- _Dataset rows_
* BEGIN *

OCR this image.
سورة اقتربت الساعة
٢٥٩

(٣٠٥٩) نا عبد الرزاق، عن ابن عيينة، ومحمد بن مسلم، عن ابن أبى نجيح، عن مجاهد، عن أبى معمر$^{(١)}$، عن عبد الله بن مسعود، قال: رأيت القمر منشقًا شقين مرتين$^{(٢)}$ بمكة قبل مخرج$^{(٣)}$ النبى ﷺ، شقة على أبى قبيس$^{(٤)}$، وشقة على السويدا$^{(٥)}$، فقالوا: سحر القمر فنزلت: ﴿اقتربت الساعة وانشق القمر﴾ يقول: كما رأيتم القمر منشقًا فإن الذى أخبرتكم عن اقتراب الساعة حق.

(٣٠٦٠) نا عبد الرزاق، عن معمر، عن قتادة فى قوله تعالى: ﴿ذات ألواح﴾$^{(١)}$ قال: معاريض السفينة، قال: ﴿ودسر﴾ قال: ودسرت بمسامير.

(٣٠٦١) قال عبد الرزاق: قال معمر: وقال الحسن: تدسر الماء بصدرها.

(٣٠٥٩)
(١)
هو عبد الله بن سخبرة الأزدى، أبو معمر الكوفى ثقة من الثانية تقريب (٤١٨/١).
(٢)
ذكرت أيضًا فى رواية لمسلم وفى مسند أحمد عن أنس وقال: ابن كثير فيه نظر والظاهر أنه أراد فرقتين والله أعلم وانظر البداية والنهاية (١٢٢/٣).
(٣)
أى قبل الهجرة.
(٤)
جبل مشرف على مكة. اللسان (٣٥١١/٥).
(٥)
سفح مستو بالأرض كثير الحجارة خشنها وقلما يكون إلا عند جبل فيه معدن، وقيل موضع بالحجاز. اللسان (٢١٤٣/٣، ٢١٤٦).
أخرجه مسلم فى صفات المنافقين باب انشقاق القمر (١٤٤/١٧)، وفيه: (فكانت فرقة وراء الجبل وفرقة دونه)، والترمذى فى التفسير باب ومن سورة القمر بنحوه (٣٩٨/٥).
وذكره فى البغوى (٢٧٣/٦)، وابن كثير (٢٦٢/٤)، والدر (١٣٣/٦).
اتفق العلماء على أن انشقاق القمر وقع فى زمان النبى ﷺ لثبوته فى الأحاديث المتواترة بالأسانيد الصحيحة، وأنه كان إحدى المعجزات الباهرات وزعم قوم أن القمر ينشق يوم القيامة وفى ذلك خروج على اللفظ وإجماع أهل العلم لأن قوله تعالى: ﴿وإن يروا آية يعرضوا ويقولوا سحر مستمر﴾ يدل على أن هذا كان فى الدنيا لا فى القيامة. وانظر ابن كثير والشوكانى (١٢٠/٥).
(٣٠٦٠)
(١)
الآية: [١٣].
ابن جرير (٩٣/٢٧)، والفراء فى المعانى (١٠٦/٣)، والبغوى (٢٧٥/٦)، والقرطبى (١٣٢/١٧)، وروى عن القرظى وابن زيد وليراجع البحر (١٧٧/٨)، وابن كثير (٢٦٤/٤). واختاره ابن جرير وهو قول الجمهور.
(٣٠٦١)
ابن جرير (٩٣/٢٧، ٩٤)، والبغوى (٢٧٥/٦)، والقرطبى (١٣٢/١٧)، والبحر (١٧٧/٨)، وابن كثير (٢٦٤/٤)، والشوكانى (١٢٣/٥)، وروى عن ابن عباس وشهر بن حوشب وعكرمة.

* END *

- _Task_
Every record above should be copied exactly.

- _Exercise result_
OCR this image.
سورة اقتربت الساعة
٢٥٩

(٣٠٥٩) نا عبد الرزاق، عن ابن عيينة، ومحمد بن مسلم، عن ابن أبى نجيح، عن مجاهد، عن أبى معمر$^{(١)}$، عن عبد الله بن مسعود، قال: رأيت القمر منشقًا شقين مرتين$^{(٢)}$ بمكة قبل مخرج$^{(٣)}$ النبى ﷺ، شقة على أبى قبيس$^{(٤)}$، وشقة على السويدا$^{(٥)}$، فقالوا: سحر القمر فنزلت: ﴿اقتربت الساعة وانشق القمر﴾ يقول: كما رأيتم القمر منشقًا فإن الذى أخبرتكم عن اقتراب الساعة حق.

(٣٠٦٠) نا عبد الرزاق، عن معمر، عن قتادة فى قوله تعالى: ﴿ذات ألواح﴾$^{(١)}$ قال: معاريض السفينة، قال: ﴿ودسر﴾ قال: ودسرت بمسامير.

(٣٠٦١) قال عبد الرزاق: قال معمر: وقال الحسن: تدسر الماء بصدرها.

(٣٠٥٩)
(١)
هو عبد الله بن سخبرة الأزدى، أبو معمر الكوفى ثقة من الثانية تقريب (٤١٨/١).
(٢)
ذكرت أيضًا فى رواية لمسلم وفى مسند أحمد عن أنس وقال: ابن كثير فيه نظر والظاهر أنه أراد فرقتين والله أعلم وانظر البداية والنهاية (١٢٢/٣).
(٣)
أى قبل الهجرة.
(٤)
جبل مشرف على مكة. اللسان (٣٥١١/٥).
(٥)
سفح مستو بالأرض كثير الحجارة خشنها وقلما يكون إلا عند جبل فيه معدن، وقيل موضع بالحجاز. اللسان (٢١٤٣/٣، ٢١٤٦).
أخرجه مسلم فى صفات المنافقين باب انشقاق القمر (١٤٤/١٧)، وفيه: (فكانت فرقة وراء الجبل وفرقة دونه)، والترمذى فى التفسير باب ومن سورة القمر بنحوه (٣٩٨/٥).
وذكره فى البغوى (٢٧٣/٦)، وابن كثير (٢٦٢/٤)، والدر (١٣٣/٦).
اتفق العلماء على أن انشقاق القمر وقع فى زمان النبى ﷺ لثبوته فى الأحاديث المتواترة بالأسانيد الصحيحة، وأنه كان إحدى المعجزات الباهرات وزعم قوم أن القمر ينشق يوم القيامة وفى ذلك خروج على اللفظ وإجماع أهل العلم لأن قوله تعالى: ﴿وإن يروا آية يعرضوا ويقولوا سحر مستمر﴾ يدل على أن هذا كان فى الدنيا لا فى القيامة. وانظر ابن كثير والشوكانى (١٢٠/٥).
(٣٠٦٠)
(١)
الآية: [١٣].
ابن جرير (٩٣/٢٧)، والفراء فى المعانى (١٠٦/٣)، والبغوى (٢٧٥/٦)، والقرطبى (١٣٢/١٧)، وروى عن القرظى وابن زيد وليراجع البحر (١٧٧/٨)، وابن كثير (٢٦٤/٤). واختاره ابن جرير وهو قول الجمهور.
(٣٠٦١)
ابن جرير (٩٣/٢٧، ٩٤)، والبغوى (٢٧٥/٦)، والقرطبى (١٣٢/١٧)، والبحر (١٧٧/٨)، وابن كثير (٢٦٤/٤)، والشوكانى (١٢٣/٥)، وروى عن ابن عباس وشهر بن حوشب وعكرمة.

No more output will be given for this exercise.